-- Extracted data --
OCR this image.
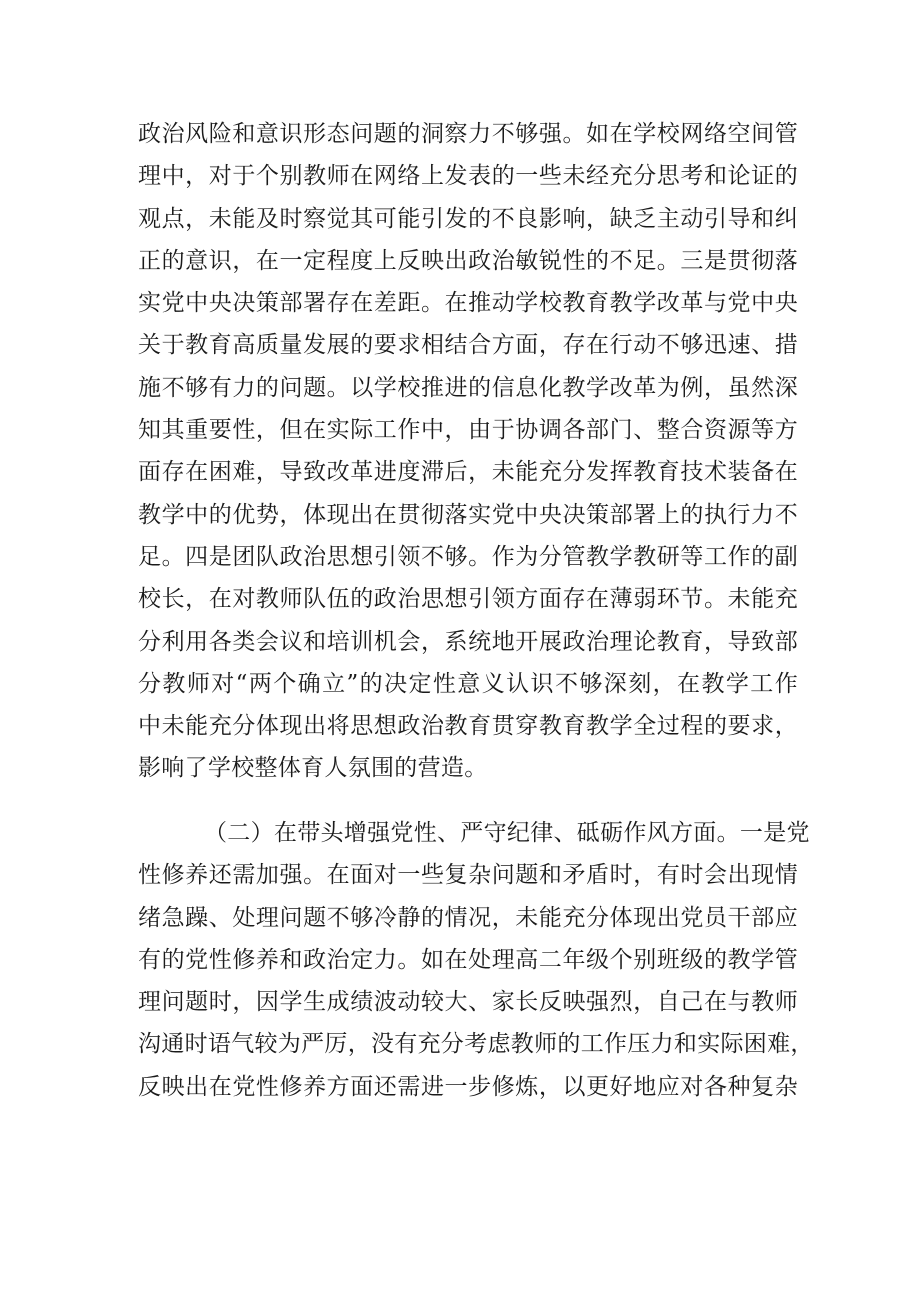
政治风险和意识形态问题的洞察力不够强。如在学校网络空间管
理中，对于个别教师在网络上发表的一些未经充分思考和论证的
观点，未能及时察觉其可能引发的不良影响，缺乏主动引导和纠
正的意识，在一定程度上反映出政治敏锐性的不足。三是贯彻落
实党中央决策部署存在差距。在推动学校教育教学改革与党中央
关于教育高质量发展的要求相结合方面，存在行动不够迅速、措
施不够有力的问题。以学校推进的信息化教学改革为例，虽然深
知其重要性，但在实际工作中，由于协调各部门、整合资源等方
面存在困难，导致改革进度滞后，未能充分发挥教育技术装备在
教学中的优势，体现出在贯彻落实党中央决策部署上的执行力不
足。四是团队政治思想引领不够。作为分管教学教研等工作的副
校长，在对教师队伍的政治思想引领方面存在薄弱环节。未能充
分利用各类会议和培训机会，系统地开展政治理论教育，导致部
分教师对“两个确立”的决定性意义认识不够深刻，在教学工作
中未能充分体现出将思想政治教育贯穿教育教学全过程的要求，
影响了学校整体育人氛围的营造。
（二）在带头增强党性、严守纪律、砥砺作风方面。一是党
性修养还需加强。在面对一些复杂问题和矛盾时，有时会出现情
绪急躁、处理问题不够冷静的情况，未能充分体现出党员干部应
有的党性修养和政治定力。如在处理高二年级个别班级的教学管
理问题时，因学生成绩波动较大、家长反映强烈，自己在与教师
沟通时语气较为严厉，没有充分考虑教师的工作压力和实际困难，
反映出在党性修养方面还需进一步修炼，以更好地应对各种复杂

-- Task --
Write out each entry exactly as given, omitting any picture.

-- Problem solution --
OCR this image.
政治风险和意识形态问题的洞察力不够强。如在学校网络空间管
理中，对于个别教师在网络上发表的一些未经充分思考和论证的
观点，未能及时察觉其可能引发的不良影响，缺乏主动引导和纠
正的意识，在一定程度上反映出政治敏锐性的不足。三是贯彻落
实党中央决策部署存在差距。在推动学校教育教学改革与党中央
关于教育高质量发展的要求相结合方面，存在行动不够迅速、措
施不够有力的问题。以学校推进的信息化教学改革为例，虽然深
知其重要性，但在实际工作中，由于协调各部门、整合资源等方
面存在困难，导致改革进度滞后，未能充分发挥教育技术装备在
教学中的优势，体现出在贯彻落实党中央决策部署上的执行力不
足。四是团队政治思想引领不够。作为分管教学教研等工作的副
校长，在对教师队伍的政治思想引领方面存在薄弱环节。未能充
分利用各类会议和培训机会，系统地开展政治理论教育，导致部
分教师对“两个确立”的决定性意义认识不够深刻，在教学工作
中未能充分体现出将思想政治教育贯穿教育教学全过程的要求，
影响了学校整体育人氛围的营造。
（二）在带头增强党性、严守纪律、砥砺作风方面。一是党
性修养还需加强。在面对一些复杂问题和矛盾时，有时会出现情
绪急躁、处理问题不够冷静的情况，未能充分体现出党员干部应
有的党性修养和政治定力。如在处理高二年级个别班级的教学管
理问题时，因学生成绩波动较大、家长反映强烈，自己在与教师
沟通时语气较为严厉，没有充分考虑教师的工作压力和实际困难，
反映出在党性修养方面还需进一步修炼，以更好地应对各种复杂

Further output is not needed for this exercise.